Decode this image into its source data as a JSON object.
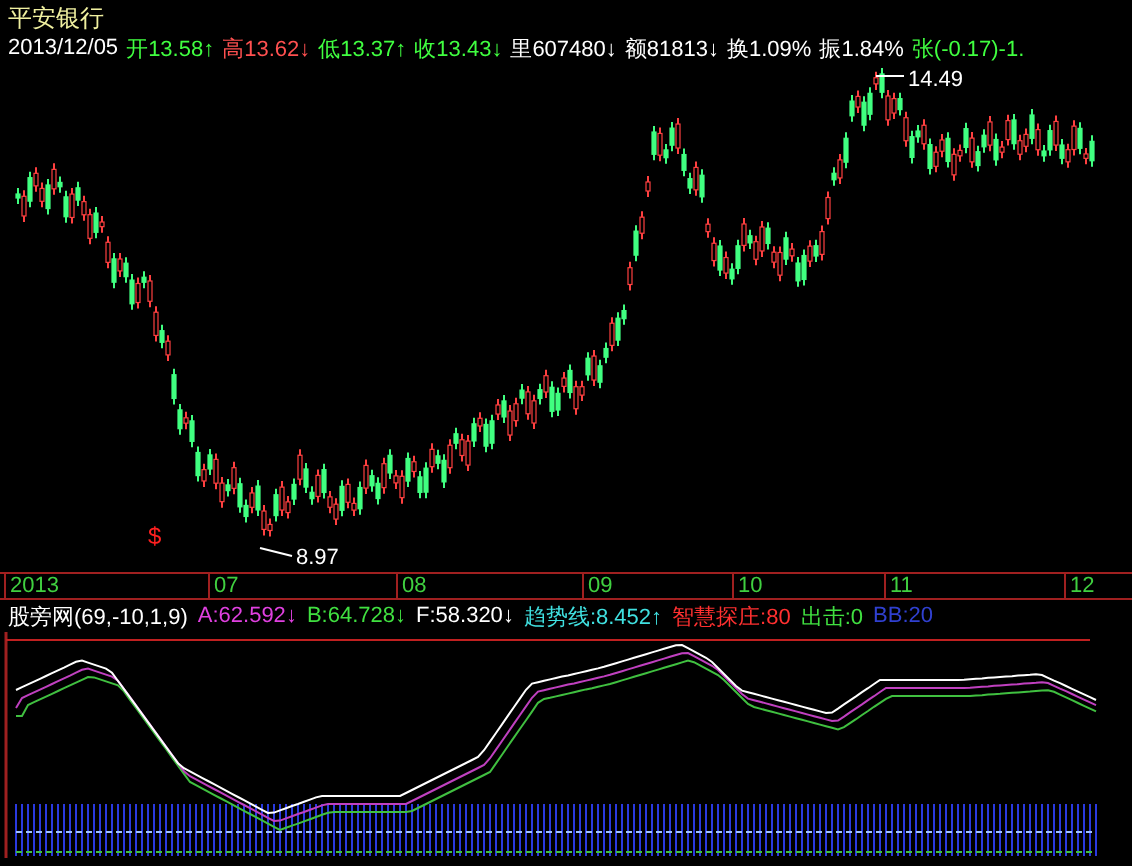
{
  "title": "平安银行",
  "date": "2013/12/05",
  "quotes": [
    {
      "label": "开",
      "value": "13.58",
      "arrow": "↑",
      "color": "#40ff40"
    },
    {
      "label": "高",
      "value": "13.62",
      "arrow": "↓",
      "color": "#ff5050"
    },
    {
      "label": "低",
      "value": "13.37",
      "arrow": "↑",
      "color": "#40ff40"
    },
    {
      "label": "收",
      "value": "13.43",
      "arrow": "↓",
      "color": "#40ff40"
    },
    {
      "label": "里",
      "value": "607480",
      "arrow": "↓",
      "color": "#ffffff"
    },
    {
      "label": "额",
      "value": "81813",
      "arrow": "↓",
      "color": "#ffffff"
    },
    {
      "label": "换",
      "value": "1.09%",
      "color": "#ffffff"
    },
    {
      "label": "振",
      "value": "1.84%",
      "color": "#ffffff"
    },
    {
      "label": "张",
      "value": "(-0.17)-1.",
      "color": "#40ff40"
    }
  ],
  "chart": {
    "high_label": "14.49",
    "low_label": "8.97",
    "signal_mark": "$"
  },
  "x_axis": [
    "2013",
    "07",
    "08",
    "09",
    "10",
    "11",
    "12"
  ],
  "indicator": {
    "name": "股旁网(69,-10,1,9)",
    "values": [
      {
        "label": "A:",
        "value": "62.592",
        "arrow": "↓",
        "color": "#e040e0"
      },
      {
        "label": "B:",
        "value": "64.728",
        "arrow": "↓",
        "color": "#40e040"
      },
      {
        "label": "F:",
        "value": "58.320",
        "arrow": "↓",
        "color": "#ffffff"
      },
      {
        "label": "趋势线:",
        "value": "8.452",
        "arrow": "↑",
        "color": "#40e0e0"
      },
      {
        "label": "智慧探庄:",
        "value": "80",
        "color": "#ff3030"
      },
      {
        "label": "出击:",
        "value": "0",
        "color": "#40e040"
      },
      {
        "label": "BB:",
        "value": "20",
        "color": "#3040d0"
      }
    ]
  }
}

**THE PROBLEM**
Take the listing and print it again exactly, but without any pictures.

**SOLUTION**
Decode this image into its source data as a JSON object.
{
  "title": "平安银行",
  "date": "2013/12/05",
  "quotes": [
    {
      "label": "开",
      "value": "13.58",
      "arrow": "↑",
      "color": "#40ff40"
    },
    {
      "label": "高",
      "value": "13.62",
      "arrow": "↓",
      "color": "#ff5050"
    },
    {
      "label": "低",
      "value": "13.37",
      "arrow": "↑",
      "color": "#40ff40"
    },
    {
      "label": "收",
      "value": "13.43",
      "arrow": "↓",
      "color": "#40ff40"
    },
    {
      "label": "里",
      "value": "607480",
      "arrow": "↓",
      "color": "#ffffff"
    },
    {
      "label": "额",
      "value": "81813",
      "arrow": "↓",
      "color": "#ffffff"
    },
    {
      "label": "换",
      "value": "1.09%",
      "color": "#ffffff"
    },
    {
      "label": "振",
      "value": "1.84%",
      "color": "#ffffff"
    },
    {
      "label": "张",
      "value": "(-0.17)-1.",
      "color": "#40ff40"
    }
  ],
  "chart": {
    "high_label": "14.49",
    "low_label": "8.97",
    "signal_mark": "$"
  },
  "x_axis": [
    "2013",
    "07",
    "08",
    "09",
    "10",
    "11",
    "12"
  ],
  "indicator": {
    "name": "股旁网(69,-10,1,9)",
    "values": [
      {
        "label": "A:",
        "value": "62.592",
        "arrow": "↓",
        "color": "#e040e0"
      },
      {
        "label": "B:",
        "value": "64.728",
        "arrow": "↓",
        "color": "#40e040"
      },
      {
        "label": "F:",
        "value": "58.320",
        "arrow": "↓",
        "color": "#ffffff"
      },
      {
        "label": "趋势线:",
        "value": "8.452",
        "arrow": "↑",
        "color": "#40e0e0"
      },
      {
        "label": "智慧探庄:",
        "value": "80",
        "color": "#ff3030"
      },
      {
        "label": "出击:",
        "value": "0",
        "color": "#40e040"
      },
      {
        "label": "BB:",
        "value": "20",
        "color": "#3040d0"
      }
    ]
  }
}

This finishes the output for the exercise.